▶ What is being asked
Every line containing the word "services" needs to be found and copied.

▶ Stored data
** begin **
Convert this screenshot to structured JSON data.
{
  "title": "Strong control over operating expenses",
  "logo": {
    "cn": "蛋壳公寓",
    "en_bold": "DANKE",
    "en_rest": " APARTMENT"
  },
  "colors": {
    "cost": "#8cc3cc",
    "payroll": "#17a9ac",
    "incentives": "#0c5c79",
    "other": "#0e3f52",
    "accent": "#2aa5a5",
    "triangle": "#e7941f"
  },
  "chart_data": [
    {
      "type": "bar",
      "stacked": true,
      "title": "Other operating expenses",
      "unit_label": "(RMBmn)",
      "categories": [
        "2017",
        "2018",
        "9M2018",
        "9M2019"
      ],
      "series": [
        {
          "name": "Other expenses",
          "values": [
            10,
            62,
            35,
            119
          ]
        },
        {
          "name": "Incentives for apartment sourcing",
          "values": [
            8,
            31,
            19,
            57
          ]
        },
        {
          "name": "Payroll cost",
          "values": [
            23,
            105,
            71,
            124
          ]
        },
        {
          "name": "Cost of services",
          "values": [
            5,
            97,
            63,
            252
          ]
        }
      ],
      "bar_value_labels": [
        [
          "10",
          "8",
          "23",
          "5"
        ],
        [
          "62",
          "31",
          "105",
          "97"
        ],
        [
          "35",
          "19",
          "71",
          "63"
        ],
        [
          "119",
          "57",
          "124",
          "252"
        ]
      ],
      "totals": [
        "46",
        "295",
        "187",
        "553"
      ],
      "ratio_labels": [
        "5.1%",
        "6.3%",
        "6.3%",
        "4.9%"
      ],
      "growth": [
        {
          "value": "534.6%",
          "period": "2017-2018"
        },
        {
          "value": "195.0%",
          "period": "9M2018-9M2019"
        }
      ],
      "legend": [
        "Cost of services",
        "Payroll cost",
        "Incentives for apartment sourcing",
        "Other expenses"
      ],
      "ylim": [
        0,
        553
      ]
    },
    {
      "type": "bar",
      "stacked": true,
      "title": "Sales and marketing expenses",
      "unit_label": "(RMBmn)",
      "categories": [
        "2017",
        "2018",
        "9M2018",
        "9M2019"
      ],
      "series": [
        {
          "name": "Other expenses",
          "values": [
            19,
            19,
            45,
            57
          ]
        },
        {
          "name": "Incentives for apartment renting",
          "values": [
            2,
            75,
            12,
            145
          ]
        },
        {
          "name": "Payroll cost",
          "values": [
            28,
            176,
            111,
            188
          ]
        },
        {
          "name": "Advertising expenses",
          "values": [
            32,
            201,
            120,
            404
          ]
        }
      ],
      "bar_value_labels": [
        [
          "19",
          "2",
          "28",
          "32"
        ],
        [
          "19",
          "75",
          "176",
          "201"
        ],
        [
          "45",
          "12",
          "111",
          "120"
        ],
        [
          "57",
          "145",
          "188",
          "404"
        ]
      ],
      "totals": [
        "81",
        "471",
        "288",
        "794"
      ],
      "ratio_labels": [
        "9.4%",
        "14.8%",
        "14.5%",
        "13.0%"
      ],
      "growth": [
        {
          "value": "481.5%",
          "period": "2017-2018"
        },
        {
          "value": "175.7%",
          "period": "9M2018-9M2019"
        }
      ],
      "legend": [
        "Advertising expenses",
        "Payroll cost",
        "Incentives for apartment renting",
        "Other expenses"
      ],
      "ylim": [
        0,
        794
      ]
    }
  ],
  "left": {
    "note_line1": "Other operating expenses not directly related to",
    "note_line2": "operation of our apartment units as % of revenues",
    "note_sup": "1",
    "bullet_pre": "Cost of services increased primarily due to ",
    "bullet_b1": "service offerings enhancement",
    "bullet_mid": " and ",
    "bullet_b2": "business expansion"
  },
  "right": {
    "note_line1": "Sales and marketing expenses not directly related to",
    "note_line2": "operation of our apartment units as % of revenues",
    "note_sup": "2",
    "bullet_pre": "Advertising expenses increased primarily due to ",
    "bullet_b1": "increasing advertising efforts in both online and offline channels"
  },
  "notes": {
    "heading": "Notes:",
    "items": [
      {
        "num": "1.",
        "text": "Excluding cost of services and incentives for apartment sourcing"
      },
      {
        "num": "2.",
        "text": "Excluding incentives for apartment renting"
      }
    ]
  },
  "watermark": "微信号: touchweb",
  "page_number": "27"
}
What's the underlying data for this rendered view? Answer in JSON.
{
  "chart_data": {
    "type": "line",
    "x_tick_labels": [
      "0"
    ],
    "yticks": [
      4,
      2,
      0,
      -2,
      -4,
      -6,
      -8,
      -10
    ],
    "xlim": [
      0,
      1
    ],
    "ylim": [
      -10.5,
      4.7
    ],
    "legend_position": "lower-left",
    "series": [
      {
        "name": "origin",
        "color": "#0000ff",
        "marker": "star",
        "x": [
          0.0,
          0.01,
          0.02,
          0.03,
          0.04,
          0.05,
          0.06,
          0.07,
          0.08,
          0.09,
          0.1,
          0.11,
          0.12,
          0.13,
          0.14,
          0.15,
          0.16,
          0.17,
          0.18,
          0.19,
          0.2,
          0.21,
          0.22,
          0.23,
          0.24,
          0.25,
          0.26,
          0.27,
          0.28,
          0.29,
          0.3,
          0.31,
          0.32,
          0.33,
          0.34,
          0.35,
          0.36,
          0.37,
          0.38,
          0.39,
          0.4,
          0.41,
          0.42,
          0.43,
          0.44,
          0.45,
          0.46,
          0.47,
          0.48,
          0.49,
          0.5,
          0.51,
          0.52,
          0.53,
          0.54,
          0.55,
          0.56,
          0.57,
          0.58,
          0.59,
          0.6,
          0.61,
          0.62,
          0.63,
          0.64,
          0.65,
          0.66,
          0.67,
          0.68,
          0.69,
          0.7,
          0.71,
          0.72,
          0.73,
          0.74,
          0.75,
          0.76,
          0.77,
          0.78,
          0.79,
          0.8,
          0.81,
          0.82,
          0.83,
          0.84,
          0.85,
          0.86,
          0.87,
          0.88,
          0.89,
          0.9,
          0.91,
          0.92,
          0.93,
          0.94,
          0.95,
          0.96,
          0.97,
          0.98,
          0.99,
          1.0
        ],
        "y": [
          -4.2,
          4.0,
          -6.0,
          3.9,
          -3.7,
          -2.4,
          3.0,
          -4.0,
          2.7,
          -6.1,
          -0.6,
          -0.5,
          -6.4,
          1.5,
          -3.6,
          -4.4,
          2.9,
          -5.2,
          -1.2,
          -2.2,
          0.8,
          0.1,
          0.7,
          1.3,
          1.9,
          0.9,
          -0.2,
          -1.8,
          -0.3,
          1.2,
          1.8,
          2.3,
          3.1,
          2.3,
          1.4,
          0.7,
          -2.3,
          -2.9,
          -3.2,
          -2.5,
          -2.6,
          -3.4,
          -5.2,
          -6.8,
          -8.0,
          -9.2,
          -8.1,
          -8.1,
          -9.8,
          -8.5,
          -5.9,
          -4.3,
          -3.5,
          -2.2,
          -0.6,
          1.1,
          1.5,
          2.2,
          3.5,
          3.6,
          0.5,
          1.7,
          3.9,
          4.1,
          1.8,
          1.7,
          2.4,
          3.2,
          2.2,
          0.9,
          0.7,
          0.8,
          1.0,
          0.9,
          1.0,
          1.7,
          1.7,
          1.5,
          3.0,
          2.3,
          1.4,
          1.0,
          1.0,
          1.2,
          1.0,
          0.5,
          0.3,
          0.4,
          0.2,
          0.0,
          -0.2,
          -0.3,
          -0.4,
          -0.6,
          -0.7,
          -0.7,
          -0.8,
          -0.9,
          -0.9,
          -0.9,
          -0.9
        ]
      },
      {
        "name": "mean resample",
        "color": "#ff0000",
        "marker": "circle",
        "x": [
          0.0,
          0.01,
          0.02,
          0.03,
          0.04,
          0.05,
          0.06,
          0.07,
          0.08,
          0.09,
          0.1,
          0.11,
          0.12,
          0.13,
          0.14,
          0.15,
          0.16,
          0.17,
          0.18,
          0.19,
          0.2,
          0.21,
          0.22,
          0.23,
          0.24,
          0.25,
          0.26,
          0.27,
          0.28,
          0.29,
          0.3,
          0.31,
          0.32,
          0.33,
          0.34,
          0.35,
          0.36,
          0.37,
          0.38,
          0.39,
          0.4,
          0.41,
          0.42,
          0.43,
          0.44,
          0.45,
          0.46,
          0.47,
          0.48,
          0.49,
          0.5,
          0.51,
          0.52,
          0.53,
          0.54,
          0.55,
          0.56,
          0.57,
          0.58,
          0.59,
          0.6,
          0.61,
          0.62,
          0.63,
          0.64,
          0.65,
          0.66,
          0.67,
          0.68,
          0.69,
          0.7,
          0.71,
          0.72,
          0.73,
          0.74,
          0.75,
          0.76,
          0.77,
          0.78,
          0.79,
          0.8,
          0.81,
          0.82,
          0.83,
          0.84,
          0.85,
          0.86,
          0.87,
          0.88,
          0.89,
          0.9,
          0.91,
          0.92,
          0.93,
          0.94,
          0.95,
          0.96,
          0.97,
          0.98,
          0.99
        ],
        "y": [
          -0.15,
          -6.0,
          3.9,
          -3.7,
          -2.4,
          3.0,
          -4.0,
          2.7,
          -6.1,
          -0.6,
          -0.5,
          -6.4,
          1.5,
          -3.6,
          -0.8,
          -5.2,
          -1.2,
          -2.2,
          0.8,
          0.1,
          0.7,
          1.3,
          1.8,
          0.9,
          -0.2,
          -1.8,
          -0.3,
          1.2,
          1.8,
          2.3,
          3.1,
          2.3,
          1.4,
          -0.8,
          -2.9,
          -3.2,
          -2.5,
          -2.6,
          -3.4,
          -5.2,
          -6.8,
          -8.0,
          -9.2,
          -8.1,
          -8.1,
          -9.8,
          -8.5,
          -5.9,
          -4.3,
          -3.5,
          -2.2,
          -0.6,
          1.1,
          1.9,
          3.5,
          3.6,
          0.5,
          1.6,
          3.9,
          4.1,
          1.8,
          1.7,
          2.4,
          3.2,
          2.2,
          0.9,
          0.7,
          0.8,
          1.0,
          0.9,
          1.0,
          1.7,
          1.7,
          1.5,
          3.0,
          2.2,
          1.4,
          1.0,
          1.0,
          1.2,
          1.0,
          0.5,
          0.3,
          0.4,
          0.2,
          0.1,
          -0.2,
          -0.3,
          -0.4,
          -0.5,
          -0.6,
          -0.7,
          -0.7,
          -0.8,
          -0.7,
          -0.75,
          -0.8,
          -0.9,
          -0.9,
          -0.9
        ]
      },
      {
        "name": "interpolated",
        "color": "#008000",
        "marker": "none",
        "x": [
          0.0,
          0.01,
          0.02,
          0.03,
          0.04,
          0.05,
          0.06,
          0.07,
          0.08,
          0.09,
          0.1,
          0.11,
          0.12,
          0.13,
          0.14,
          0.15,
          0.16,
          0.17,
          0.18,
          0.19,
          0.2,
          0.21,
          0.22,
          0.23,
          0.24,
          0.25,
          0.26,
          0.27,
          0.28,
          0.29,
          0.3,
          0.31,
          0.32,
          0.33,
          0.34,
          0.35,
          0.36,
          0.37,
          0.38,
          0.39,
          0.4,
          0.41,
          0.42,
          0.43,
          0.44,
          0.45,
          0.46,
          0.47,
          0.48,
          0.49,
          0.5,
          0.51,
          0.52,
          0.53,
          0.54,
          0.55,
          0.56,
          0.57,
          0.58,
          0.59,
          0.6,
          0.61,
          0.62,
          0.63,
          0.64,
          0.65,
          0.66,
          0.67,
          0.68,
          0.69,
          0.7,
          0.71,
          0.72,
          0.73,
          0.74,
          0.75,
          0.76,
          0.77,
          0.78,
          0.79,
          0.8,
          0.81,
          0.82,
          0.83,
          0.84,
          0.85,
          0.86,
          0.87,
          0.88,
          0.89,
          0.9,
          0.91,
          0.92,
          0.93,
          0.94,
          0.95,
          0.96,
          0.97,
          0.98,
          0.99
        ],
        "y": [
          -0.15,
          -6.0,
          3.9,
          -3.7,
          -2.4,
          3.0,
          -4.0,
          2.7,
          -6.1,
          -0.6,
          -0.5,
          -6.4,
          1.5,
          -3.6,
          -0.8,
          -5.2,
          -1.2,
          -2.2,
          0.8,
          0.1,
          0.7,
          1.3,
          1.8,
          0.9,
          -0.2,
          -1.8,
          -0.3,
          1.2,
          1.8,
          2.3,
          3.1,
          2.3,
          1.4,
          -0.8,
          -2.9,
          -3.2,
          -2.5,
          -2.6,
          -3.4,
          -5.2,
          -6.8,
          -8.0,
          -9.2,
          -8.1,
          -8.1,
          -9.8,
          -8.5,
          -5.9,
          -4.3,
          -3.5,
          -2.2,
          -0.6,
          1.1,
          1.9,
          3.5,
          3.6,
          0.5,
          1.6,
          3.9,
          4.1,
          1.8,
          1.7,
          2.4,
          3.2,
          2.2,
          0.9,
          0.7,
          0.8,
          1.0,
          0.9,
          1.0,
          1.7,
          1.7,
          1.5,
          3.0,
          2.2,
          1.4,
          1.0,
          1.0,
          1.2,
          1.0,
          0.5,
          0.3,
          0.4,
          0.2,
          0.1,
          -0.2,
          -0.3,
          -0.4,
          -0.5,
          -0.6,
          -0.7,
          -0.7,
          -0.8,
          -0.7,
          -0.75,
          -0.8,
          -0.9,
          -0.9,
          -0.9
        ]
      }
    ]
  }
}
** end **
▶ Result for this exercise
          "name": "Cost of services",
        "Cost of services",
    "bullet_pre": "Cost of services increased primarily due to ",
        "text": "Excluding cost of services and incentives for apartment sourcing"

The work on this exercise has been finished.